* _WHAT YOU NEED TO DO_: Without the images, print all the entries below exactly as given.

• • •

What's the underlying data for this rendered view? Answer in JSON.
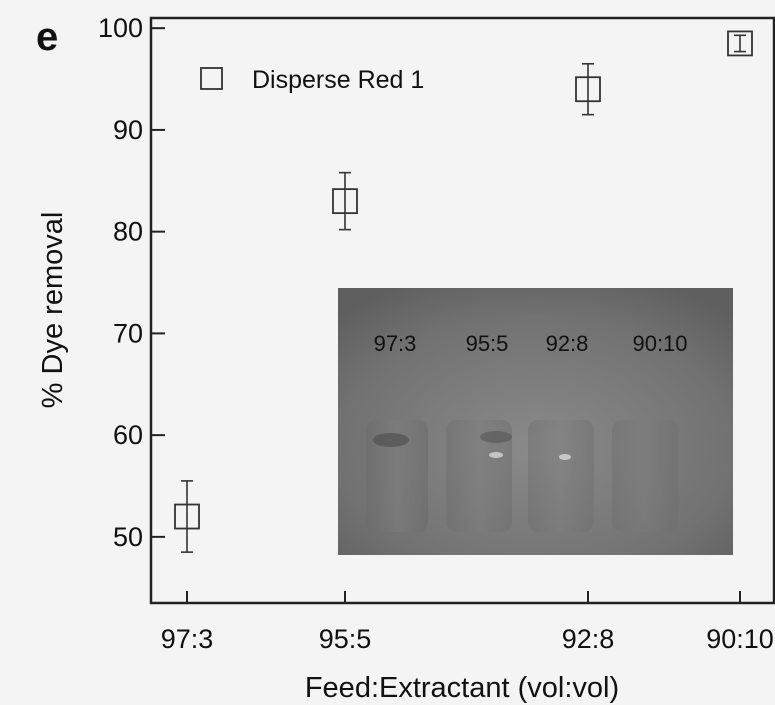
{
  "panel_label": "e",
  "inset": {
    "ratio_labels": [
      "97:3",
      "95:5",
      "92:8",
      "90:10"
    ]
  },
  "chart_data": {
    "type": "scatter",
    "xlabel": "Feed:Extractant (vol:vol)",
    "ylabel": "% Dye removal",
    "categories": [
      "97:3",
      "95:5",
      "92:8",
      "90:10"
    ],
    "yticks": [
      50,
      60,
      70,
      80,
      90,
      100
    ],
    "ylim": [
      43.5,
      101
    ],
    "legend_position": "top-left",
    "grid": false,
    "series": [
      {
        "name": "Disperse Red 1",
        "marker": "open-square",
        "color": "#333333",
        "points": [
          {
            "x": "97:3",
            "y": 52,
            "err": 3.5
          },
          {
            "x": "95:5",
            "y": 83,
            "err": 2.8
          },
          {
            "x": "92:8",
            "y": 94,
            "err": 2.5
          },
          {
            "x": "90:10",
            "y": 98.5,
            "err": 0.8
          }
        ]
      }
    ]
  }
}
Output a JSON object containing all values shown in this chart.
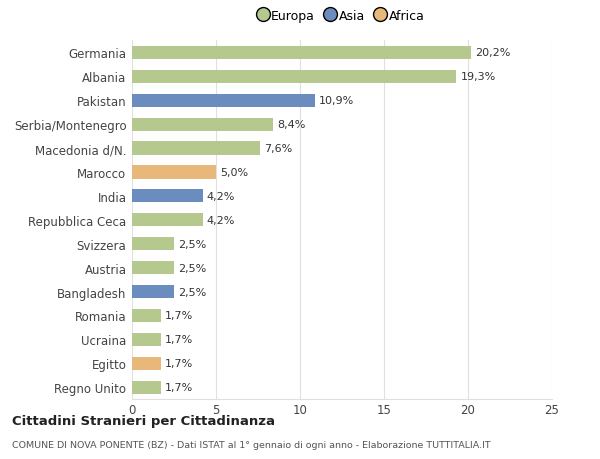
{
  "categories": [
    "Regno Unito",
    "Egitto",
    "Ucraina",
    "Romania",
    "Bangladesh",
    "Austria",
    "Svizzera",
    "Repubblica Ceca",
    "India",
    "Marocco",
    "Macedonia d/N.",
    "Serbia/Montenegro",
    "Pakistan",
    "Albania",
    "Germania"
  ],
  "values": [
    1.7,
    1.7,
    1.7,
    1.7,
    2.5,
    2.5,
    2.5,
    4.2,
    4.2,
    5.0,
    7.6,
    8.4,
    10.9,
    19.3,
    20.2
  ],
  "labels": [
    "1,7%",
    "1,7%",
    "1,7%",
    "1,7%",
    "2,5%",
    "2,5%",
    "2,5%",
    "4,2%",
    "4,2%",
    "5,0%",
    "7,6%",
    "8,4%",
    "10,9%",
    "19,3%",
    "20,2%"
  ],
  "continents": [
    "Europa",
    "Africa",
    "Europa",
    "Europa",
    "Asia",
    "Europa",
    "Europa",
    "Europa",
    "Asia",
    "Africa",
    "Europa",
    "Europa",
    "Asia",
    "Europa",
    "Europa"
  ],
  "colors": {
    "Europa": "#b5c98e",
    "Asia": "#6b8cbe",
    "Africa": "#e8b87a"
  },
  "xlim": [
    0,
    25
  ],
  "xticks": [
    0,
    5,
    10,
    15,
    20,
    25
  ],
  "title": "Cittadini Stranieri per Cittadinanza",
  "subtitle": "COMUNE DI NOVA PONENTE (BZ) - Dati ISTAT al 1° gennaio di ogni anno - Elaborazione TUTTITALIA.IT",
  "background_color": "#ffffff",
  "bar_height": 0.55,
  "grid_color": "#e0e0e0"
}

• • •

* _EXERCISE RESULT_:
What's the underlying data for this rendered view? Answer in JSON.
{
  "panel_label": "e",
  "inset": {
    "ratio_labels": [
      "97:3",
      "95:5",
      "92:8",
      "90:10"
    ]
  },
  "chart_data": {
    "type": "scatter",
    "xlabel": "Feed:Extractant (vol:vol)",
    "ylabel": "% Dye removal",
    "categories": [
      "97:3",
      "95:5",
      "92:8",
      "90:10"
    ],
    "yticks": [
      50,
      60,
      70,
      80,
      90,
      100
    ],
    "ylim": [
      43.5,
      101
    ],
    "legend_position": "top-left",
    "grid": false,
    "series": [
      {
        "name": "Disperse Red 1",
        "marker": "open-square",
        "color": "#333333",
        "points": [
          {
            "x": "97:3",
            "y": 52,
            "err": 3.5
          },
          {
            "x": "95:5",
            "y": 83,
            "err": 2.8
          },
          {
            "x": "92:8",
            "y": 94,
            "err": 2.5
          },
          {
            "x": "90:10",
            "y": 98.5,
            "err": 0.8
          }
        ]
      }
    ]
  }
}
Output a JSON object containing all values shown in this chart.
{
  "categories": [
    "Regno Unito",
    "Egitto",
    "Ucraina",
    "Romania",
    "Bangladesh",
    "Austria",
    "Svizzera",
    "Repubblica Ceca",
    "India",
    "Marocco",
    "Macedonia d/N.",
    "Serbia/Montenegro",
    "Pakistan",
    "Albania",
    "Germania"
  ],
  "values": [
    1.7,
    1.7,
    1.7,
    1.7,
    2.5,
    2.5,
    2.5,
    4.2,
    4.2,
    5.0,
    7.6,
    8.4,
    10.9,
    19.3,
    20.2
  ],
  "labels": [
    "1,7%",
    "1,7%",
    "1,7%",
    "1,7%",
    "2,5%",
    "2,5%",
    "2,5%",
    "4,2%",
    "4,2%",
    "5,0%",
    "7,6%",
    "8,4%",
    "10,9%",
    "19,3%",
    "20,2%"
  ],
  "continents": [
    "Europa",
    "Africa",
    "Europa",
    "Europa",
    "Asia",
    "Europa",
    "Europa",
    "Europa",
    "Asia",
    "Africa",
    "Europa",
    "Europa",
    "Asia",
    "Europa",
    "Europa"
  ],
  "colors": {
    "Europa": "#b5c98e",
    "Asia": "#6b8cbe",
    "Africa": "#e8b87a"
  },
  "xlim": [
    0,
    25
  ],
  "xticks": [
    0,
    5,
    10,
    15,
    20,
    25
  ],
  "title": "Cittadini Stranieri per Cittadinanza",
  "subtitle": "COMUNE DI NOVA PONENTE (BZ) - Dati ISTAT al 1° gennaio di ogni anno - Elaborazione TUTTITALIA.IT",
  "background_color": "#ffffff",
  "bar_height": 0.55,
  "grid_color": "#e0e0e0"
}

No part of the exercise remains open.